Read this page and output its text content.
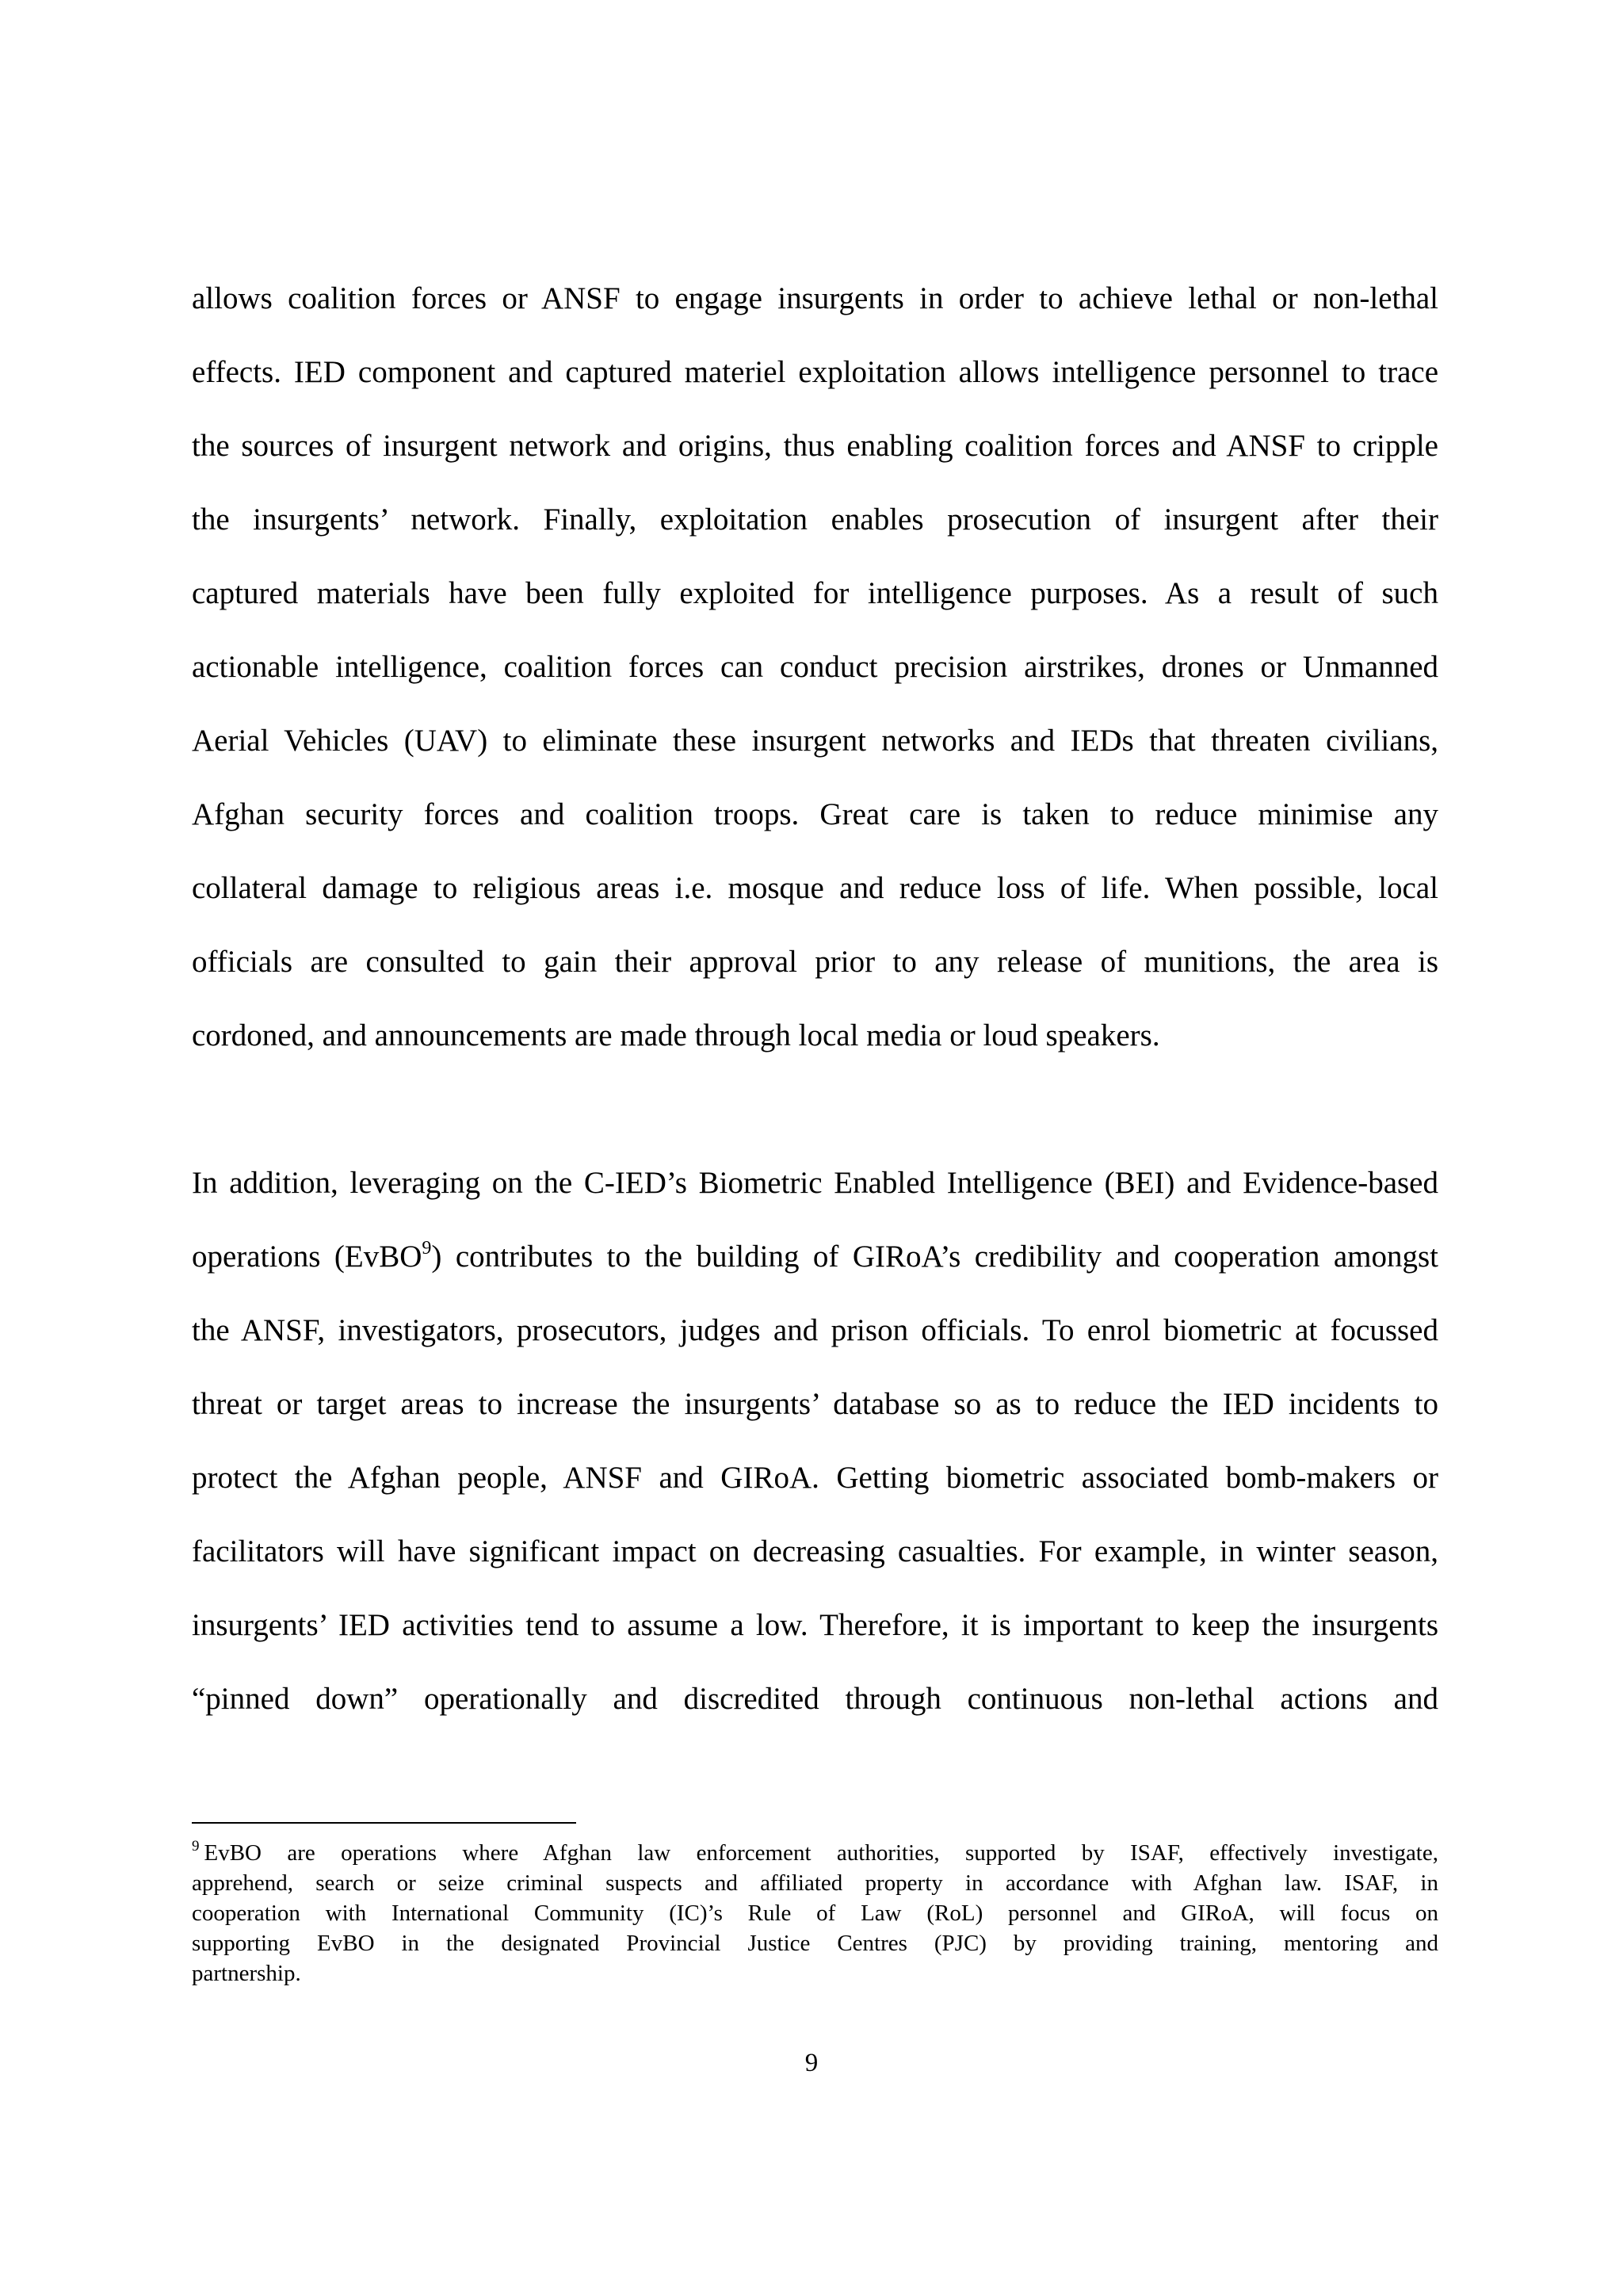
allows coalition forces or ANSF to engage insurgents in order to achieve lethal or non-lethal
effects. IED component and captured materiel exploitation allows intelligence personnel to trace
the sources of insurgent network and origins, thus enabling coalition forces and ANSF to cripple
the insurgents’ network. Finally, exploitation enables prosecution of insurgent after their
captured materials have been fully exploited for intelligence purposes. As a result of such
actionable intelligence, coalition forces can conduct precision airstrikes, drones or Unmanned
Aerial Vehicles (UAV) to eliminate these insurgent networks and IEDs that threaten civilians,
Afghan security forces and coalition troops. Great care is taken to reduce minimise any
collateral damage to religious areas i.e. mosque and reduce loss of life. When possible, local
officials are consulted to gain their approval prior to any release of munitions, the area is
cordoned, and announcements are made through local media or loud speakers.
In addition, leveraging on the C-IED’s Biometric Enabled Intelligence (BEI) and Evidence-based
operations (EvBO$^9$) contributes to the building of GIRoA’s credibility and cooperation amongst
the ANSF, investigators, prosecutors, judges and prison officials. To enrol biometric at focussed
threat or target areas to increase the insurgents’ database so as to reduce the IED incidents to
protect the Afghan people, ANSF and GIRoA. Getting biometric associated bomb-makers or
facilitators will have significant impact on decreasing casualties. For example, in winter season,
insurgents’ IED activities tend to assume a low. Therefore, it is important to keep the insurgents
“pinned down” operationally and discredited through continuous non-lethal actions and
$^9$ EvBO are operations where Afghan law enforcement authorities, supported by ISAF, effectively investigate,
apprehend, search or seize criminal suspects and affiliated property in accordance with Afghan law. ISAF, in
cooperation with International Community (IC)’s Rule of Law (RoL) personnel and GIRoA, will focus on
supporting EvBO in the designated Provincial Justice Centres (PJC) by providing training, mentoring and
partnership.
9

───

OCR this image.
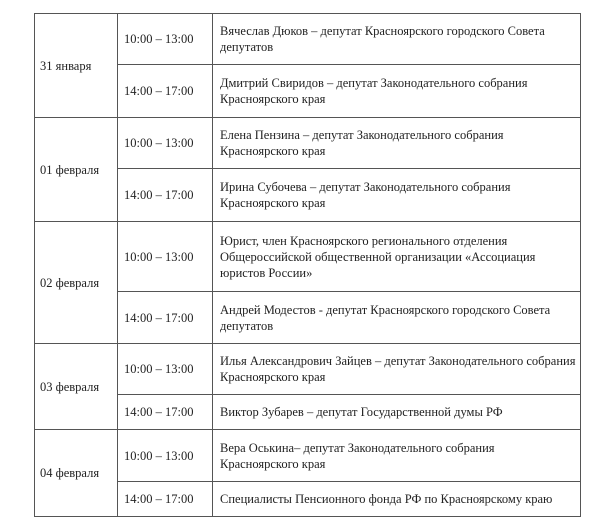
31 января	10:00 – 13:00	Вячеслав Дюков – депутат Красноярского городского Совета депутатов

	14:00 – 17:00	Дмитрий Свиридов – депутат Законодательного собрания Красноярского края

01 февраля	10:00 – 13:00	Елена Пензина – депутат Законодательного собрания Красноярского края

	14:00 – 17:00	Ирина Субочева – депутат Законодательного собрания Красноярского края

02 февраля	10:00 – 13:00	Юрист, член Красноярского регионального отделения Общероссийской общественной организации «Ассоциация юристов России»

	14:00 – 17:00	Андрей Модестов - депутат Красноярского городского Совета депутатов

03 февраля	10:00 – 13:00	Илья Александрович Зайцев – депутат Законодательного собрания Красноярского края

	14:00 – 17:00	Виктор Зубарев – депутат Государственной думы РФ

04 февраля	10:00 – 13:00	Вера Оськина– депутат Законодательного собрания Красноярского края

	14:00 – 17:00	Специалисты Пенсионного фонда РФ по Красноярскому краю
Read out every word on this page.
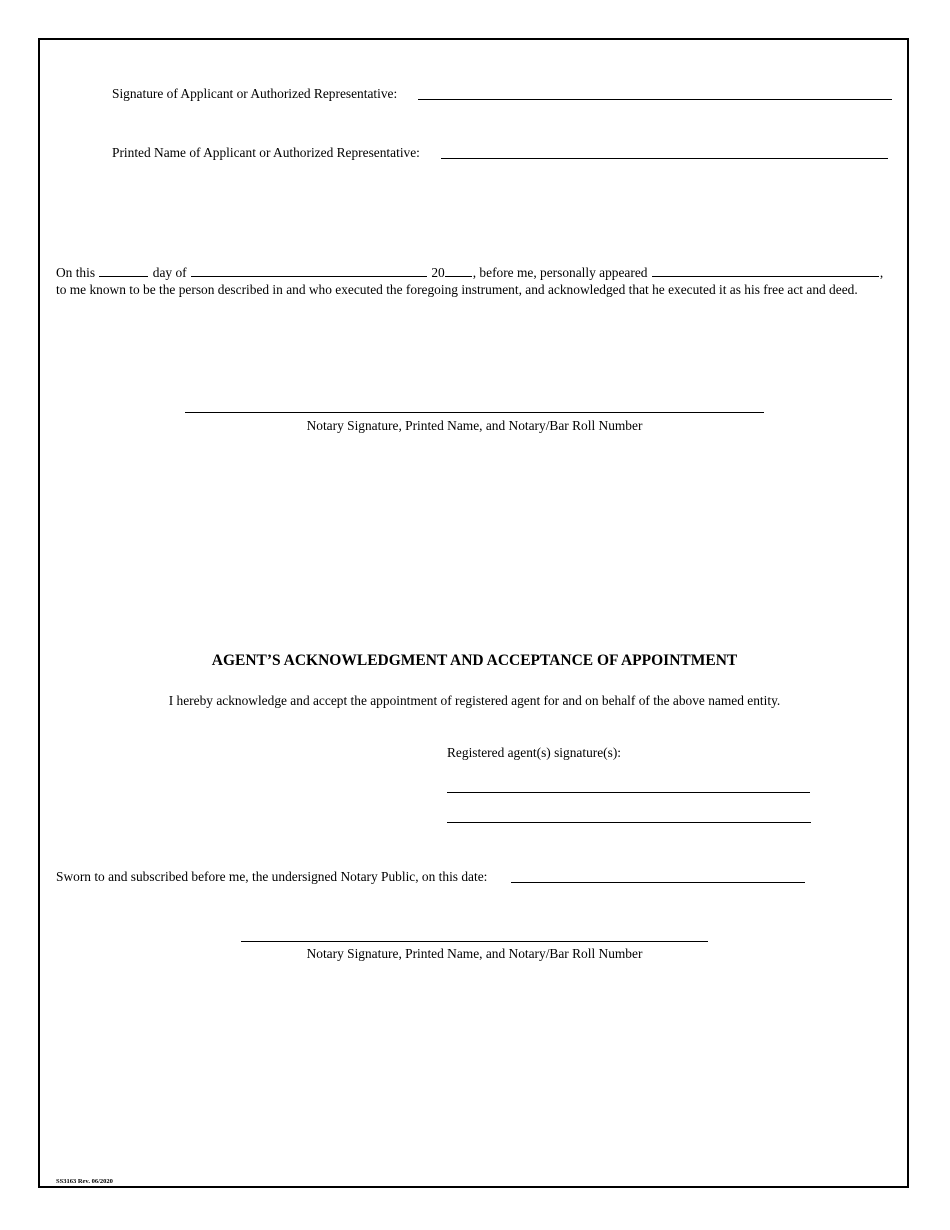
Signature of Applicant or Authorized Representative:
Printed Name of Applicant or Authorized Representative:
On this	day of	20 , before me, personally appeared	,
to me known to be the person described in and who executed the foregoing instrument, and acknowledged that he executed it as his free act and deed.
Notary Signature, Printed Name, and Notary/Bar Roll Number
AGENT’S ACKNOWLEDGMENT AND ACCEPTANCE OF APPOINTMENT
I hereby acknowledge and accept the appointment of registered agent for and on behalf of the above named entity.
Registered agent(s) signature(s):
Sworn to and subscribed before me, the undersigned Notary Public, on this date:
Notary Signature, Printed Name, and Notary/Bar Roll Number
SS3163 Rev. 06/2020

───

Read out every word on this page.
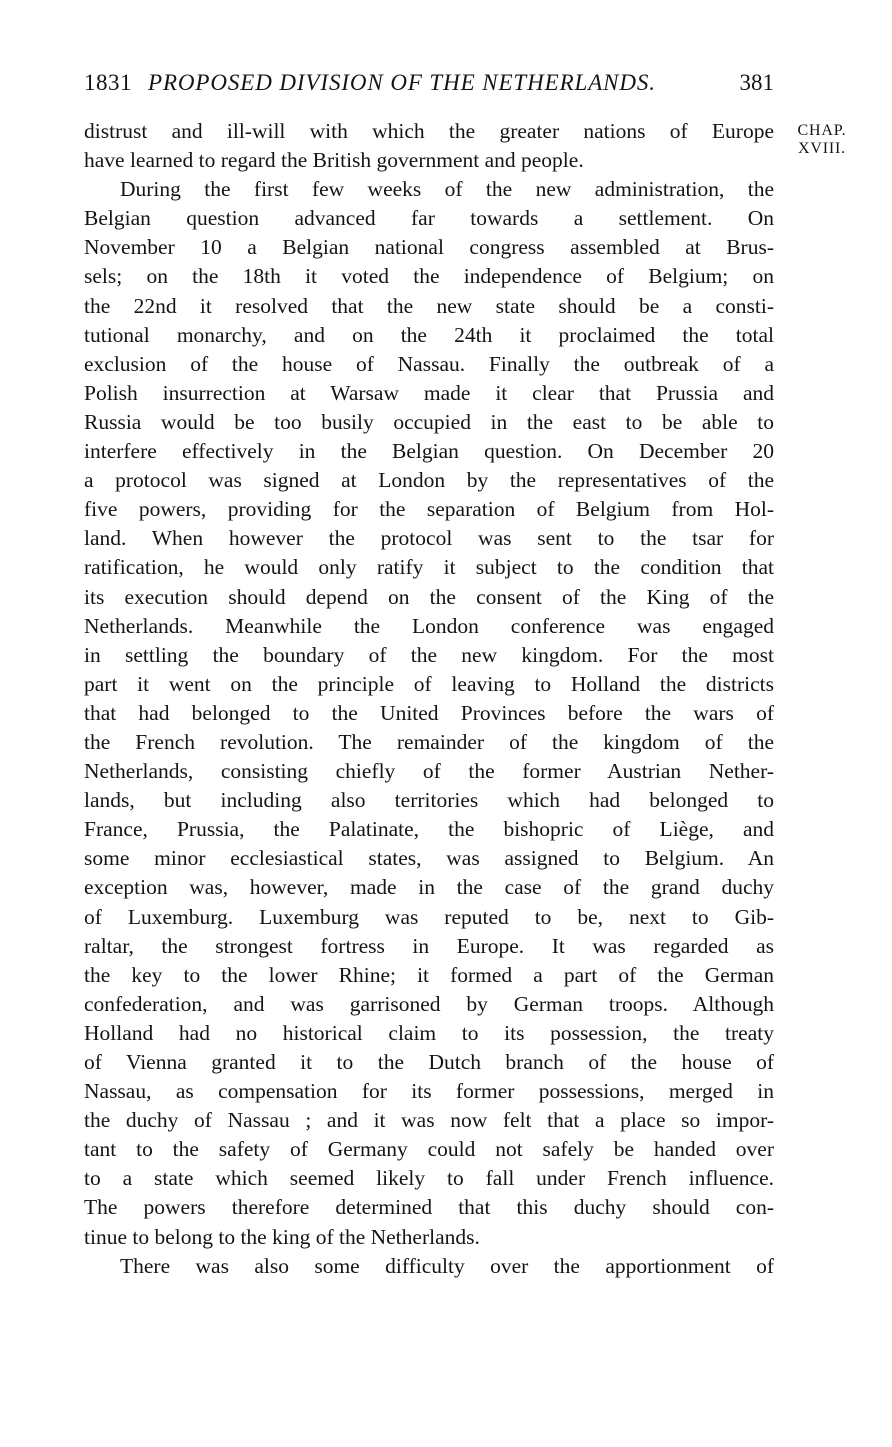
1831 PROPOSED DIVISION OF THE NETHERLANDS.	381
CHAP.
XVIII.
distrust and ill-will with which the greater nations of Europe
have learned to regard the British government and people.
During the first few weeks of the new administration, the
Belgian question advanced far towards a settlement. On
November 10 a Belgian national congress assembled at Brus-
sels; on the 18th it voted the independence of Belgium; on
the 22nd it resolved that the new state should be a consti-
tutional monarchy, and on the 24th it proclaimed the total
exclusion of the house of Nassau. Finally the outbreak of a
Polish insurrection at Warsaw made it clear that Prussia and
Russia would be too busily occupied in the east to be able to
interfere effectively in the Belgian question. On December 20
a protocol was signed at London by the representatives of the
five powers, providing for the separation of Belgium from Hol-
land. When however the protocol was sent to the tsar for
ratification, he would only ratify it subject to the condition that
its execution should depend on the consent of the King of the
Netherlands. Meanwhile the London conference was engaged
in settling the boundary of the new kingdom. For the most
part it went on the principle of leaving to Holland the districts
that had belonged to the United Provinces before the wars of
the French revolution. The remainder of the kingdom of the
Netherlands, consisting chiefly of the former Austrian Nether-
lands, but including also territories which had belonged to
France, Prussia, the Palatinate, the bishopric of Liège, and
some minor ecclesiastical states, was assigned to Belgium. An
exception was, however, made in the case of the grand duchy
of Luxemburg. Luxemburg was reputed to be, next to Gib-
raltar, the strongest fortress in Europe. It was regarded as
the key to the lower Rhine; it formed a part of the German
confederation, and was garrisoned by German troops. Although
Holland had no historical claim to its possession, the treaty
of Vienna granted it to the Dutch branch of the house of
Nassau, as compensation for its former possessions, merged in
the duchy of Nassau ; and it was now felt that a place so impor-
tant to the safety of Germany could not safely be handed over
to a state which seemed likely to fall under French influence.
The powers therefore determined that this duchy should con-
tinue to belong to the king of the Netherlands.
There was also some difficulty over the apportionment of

───

_WHAT IS BEING ASKED:_ Within the entries above, report how many lines include "lethal", and keep the answer to the number.

_RESPONSE:_ 2